(Spatial layout data)
———
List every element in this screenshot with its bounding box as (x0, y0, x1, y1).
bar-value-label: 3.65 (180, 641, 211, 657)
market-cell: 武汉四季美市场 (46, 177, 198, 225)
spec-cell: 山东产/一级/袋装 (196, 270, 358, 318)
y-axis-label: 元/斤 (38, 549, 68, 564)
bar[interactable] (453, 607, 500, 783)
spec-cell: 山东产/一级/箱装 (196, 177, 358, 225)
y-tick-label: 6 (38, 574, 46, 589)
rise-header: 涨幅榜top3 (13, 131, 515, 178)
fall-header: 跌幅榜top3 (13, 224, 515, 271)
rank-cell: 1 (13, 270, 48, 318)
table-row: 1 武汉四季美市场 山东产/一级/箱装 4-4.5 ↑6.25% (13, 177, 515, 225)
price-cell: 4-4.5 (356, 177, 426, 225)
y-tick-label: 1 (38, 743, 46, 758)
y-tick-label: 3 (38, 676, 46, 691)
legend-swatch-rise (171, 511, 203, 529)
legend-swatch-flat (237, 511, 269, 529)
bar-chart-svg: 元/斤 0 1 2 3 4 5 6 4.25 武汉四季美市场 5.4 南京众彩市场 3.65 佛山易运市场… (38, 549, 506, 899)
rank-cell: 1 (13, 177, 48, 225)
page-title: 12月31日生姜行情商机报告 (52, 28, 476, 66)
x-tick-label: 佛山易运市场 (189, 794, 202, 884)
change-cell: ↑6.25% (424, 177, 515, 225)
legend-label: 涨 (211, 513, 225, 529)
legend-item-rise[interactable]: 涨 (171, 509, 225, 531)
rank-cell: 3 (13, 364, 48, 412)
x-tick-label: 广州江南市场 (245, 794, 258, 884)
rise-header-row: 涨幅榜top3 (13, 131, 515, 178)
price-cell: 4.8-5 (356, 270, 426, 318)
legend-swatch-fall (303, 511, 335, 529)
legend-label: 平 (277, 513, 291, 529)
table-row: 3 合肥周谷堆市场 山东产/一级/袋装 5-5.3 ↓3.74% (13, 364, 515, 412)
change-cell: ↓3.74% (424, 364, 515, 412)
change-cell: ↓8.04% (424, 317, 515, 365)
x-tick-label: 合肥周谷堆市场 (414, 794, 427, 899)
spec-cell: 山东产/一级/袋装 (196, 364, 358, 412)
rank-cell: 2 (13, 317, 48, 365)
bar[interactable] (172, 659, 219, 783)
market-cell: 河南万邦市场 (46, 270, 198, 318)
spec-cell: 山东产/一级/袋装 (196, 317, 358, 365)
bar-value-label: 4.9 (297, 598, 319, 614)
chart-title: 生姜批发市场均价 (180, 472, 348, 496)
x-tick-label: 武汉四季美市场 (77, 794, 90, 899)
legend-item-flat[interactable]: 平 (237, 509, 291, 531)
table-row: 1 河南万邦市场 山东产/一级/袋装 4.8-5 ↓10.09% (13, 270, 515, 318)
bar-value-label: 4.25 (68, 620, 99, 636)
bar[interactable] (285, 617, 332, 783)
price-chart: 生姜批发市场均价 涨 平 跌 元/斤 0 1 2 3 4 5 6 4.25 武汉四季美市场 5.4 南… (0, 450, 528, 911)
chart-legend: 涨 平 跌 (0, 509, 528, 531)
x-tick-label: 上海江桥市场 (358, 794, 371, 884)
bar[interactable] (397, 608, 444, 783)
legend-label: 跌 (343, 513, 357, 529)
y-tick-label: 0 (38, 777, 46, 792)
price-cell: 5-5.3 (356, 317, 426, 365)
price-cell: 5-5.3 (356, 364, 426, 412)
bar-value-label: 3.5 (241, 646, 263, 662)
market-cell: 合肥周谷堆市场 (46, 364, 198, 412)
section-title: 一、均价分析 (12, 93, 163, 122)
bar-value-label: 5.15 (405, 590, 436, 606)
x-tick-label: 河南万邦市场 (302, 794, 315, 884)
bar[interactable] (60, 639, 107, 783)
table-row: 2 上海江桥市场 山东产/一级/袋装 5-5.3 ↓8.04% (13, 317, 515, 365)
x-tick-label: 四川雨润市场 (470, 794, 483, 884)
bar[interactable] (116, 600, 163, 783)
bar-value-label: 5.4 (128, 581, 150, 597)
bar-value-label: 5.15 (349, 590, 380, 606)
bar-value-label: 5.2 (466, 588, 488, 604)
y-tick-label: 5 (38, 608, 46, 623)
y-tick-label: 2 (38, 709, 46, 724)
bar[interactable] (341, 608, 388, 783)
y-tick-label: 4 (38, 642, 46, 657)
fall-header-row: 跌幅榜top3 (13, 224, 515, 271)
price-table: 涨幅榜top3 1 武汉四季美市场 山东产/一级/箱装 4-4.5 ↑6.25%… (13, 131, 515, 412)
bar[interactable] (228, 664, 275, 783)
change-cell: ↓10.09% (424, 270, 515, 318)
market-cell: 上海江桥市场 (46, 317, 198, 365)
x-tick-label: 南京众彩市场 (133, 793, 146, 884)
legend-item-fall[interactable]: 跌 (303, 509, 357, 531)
———
Identify and copy each line that contains the string "interactable", matching case exactly.

bar[interactable] (453, 607, 500, 783)
legend-item-rise[interactable]: 涨 (171, 509, 225, 531)
bar[interactable] (172, 659, 219, 783)
legend-item-flat[interactable]: 平 (237, 509, 291, 531)
bar[interactable] (285, 617, 332, 783)
bar[interactable] (397, 608, 444, 783)
bar[interactable] (60, 639, 107, 783)
bar[interactable] (116, 600, 163, 783)
bar[interactable] (341, 608, 388, 783)
bar[interactable] (228, 664, 275, 783)
legend-item-fall[interactable]: 跌 (303, 509, 357, 531)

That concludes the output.